▶ **Testo del documento**

******************************

Dario ha fatto della sua passione un lavoro.

Da quasi 25 anni la sua mission è restaurare muretti a secco e pajare che, ipse dixit, «ricostruisco com’erano all’origine».

Anche Dario conferma che la «richiesta di lavori tradizionali è alta sia perché il risultato è indubbiamente bello da vedere sia perché, per questo tipo di lavori, ci sono possibilità di accedere a specifici finanziamenti. Il ripristino dei muretti a secco, in modo particolare, è molto richiesto».

Qual è in particolare il tuo lavoro?

«Riportare il tutto com’era un tempo con lo stesso tipo di lavorazione. Da non confondere con ciò che fanno taluni, utilizzando metodi non indigeni che danno un risultato finale diverso rispetto a quello che erano i muretti a secco originali del Salento, rovinandone peraltro l’estetica».

In particolare, a cosa ti riferisci?

«All’utilizzo del calcestruzzo e al mancato utilizzo della terracotta. Sia per le pajare che per i muretti ci tengo farli “a secco”, proprio come si faceva una volta. Per questo chiedo che le pietre non mi arrivino spaccate, ma esattamente come sono state scavate. In modo che io possa dare consistenza al tutto con le pietre grosse, senza utilizzare il cemento».

Il cemento non lo utilizzi affatto?

«Tendo a farne a meno. In qualche occasione sono costretto a farlo perché il committente vuol farci passare la corrente elettrica. Così, per evitare i crolli e cautelare i tubi, uso il calcestruzzo in tre strati: base, centrale e superiore perché ci metto il cordone finale a forma di “A”, per scaricare il peso al centro del muro e dare solidità a tutta la struttura».

******************************

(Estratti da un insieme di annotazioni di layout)
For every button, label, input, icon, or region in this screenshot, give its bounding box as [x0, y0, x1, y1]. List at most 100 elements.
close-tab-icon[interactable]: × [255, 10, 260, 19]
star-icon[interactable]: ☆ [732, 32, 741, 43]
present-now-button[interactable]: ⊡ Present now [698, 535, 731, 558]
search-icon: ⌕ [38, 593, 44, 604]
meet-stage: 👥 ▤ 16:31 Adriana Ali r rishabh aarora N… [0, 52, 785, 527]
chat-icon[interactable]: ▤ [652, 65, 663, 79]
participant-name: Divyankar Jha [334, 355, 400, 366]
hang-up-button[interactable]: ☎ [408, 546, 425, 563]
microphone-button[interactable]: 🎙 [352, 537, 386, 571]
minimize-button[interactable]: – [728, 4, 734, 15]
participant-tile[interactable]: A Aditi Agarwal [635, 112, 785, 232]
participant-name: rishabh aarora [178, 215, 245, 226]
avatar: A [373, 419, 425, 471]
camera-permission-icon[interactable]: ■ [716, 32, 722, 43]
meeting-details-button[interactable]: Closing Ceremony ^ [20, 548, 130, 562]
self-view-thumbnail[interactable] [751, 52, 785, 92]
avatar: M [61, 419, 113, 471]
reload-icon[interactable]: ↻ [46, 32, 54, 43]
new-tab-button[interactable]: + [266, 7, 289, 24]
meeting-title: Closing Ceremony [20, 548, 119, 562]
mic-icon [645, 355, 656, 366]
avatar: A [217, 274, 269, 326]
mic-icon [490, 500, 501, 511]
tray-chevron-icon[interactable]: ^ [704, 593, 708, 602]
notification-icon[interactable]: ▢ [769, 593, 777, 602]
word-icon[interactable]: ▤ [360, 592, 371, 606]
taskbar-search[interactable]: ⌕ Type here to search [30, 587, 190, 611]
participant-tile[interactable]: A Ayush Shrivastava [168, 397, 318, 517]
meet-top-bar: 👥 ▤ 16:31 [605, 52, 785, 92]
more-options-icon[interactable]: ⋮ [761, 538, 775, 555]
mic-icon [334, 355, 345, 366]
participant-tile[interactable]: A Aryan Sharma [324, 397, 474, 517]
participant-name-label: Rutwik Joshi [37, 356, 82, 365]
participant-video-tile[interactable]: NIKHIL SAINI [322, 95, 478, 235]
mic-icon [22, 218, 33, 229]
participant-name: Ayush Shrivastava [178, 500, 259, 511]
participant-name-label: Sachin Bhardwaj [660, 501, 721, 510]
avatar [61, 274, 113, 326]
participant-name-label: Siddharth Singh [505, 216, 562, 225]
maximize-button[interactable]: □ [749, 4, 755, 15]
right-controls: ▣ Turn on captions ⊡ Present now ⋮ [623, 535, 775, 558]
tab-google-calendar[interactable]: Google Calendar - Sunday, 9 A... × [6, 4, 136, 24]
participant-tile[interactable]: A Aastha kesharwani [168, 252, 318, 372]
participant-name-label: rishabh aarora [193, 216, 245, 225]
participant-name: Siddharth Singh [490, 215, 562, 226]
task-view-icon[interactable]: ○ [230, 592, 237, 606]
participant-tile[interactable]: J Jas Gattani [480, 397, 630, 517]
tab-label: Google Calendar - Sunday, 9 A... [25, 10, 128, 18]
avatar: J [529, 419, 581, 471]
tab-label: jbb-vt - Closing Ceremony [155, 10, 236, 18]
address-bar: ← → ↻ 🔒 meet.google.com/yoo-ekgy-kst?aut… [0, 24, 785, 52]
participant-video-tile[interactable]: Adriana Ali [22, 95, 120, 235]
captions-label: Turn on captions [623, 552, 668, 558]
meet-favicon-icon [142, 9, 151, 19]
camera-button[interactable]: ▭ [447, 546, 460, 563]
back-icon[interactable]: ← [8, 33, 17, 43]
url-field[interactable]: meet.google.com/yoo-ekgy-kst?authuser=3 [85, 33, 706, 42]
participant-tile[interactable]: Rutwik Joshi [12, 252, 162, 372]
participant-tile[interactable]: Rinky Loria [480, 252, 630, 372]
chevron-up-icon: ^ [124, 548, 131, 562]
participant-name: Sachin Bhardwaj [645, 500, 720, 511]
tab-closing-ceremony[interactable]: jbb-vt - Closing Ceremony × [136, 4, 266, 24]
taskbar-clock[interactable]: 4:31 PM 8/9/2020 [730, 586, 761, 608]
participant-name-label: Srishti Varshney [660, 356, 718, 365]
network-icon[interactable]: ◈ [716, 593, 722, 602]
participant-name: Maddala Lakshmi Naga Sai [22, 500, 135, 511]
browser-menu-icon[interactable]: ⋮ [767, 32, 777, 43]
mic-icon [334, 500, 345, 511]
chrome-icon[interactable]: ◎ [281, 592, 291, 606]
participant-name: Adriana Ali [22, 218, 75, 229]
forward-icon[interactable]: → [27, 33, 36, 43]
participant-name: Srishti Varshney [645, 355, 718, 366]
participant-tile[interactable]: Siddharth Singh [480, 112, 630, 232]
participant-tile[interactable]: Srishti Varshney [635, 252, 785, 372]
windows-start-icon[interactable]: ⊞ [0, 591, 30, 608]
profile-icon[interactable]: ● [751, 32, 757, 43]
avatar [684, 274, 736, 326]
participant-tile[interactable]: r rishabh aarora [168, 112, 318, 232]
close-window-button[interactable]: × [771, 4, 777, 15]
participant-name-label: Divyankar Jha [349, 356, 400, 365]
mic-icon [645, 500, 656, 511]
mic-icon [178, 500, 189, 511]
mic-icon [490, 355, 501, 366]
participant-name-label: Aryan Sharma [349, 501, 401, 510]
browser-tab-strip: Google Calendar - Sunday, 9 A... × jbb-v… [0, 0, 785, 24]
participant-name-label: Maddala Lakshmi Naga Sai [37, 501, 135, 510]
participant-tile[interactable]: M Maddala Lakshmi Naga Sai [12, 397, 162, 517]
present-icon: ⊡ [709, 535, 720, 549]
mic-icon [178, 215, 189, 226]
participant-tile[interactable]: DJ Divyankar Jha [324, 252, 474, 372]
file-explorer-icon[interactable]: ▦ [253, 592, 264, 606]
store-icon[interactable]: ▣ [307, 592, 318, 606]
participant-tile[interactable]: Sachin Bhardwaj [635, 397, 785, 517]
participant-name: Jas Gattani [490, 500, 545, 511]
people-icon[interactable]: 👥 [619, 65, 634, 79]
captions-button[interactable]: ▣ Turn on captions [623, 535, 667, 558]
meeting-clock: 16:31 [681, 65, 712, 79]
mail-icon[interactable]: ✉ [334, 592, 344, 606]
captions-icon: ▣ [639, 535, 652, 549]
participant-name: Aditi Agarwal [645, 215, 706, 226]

******************************

▶ **Elenco attività**
#1 Traduci in inglese questa frase del testo sui muretti a secco: «Dario ha fatto della sua passione un lavoro.»
#2 Riproduci senza modifiche le righe dei record, partendo dalla prima e fermandoti dopo la riga che contiene "microphone-button[interactable]: 🎙 [352, 537, 386, 571]", inclusa.

▶ **Elenco risposte**
#1 Dario has turned his passion into a job.

#2
For every button, label, input, icon, or region in this screenshot, give its bounding box as [x0, y0, x1, y1]. List at most 100 elements.
close-tab-icon[interactable]: × [255, 10, 260, 19]
star-icon[interactable]: ☆ [732, 32, 741, 43]
present-now-button[interactable]: ⊡ Present now [698, 535, 731, 558]
search-icon: ⌕ [38, 593, 44, 604]
meet-stage: 👥 ▤ 16:31 Adriana Ali r rishabh aarora N… [0, 52, 785, 527]
chat-icon[interactable]: ▤ [652, 65, 663, 79]
participant-name: Divyankar Jha [334, 355, 400, 366]
hang-up-button[interactable]: ☎ [408, 546, 425, 563]
microphone-button[interactable]: 🎙 [352, 537, 386, 571]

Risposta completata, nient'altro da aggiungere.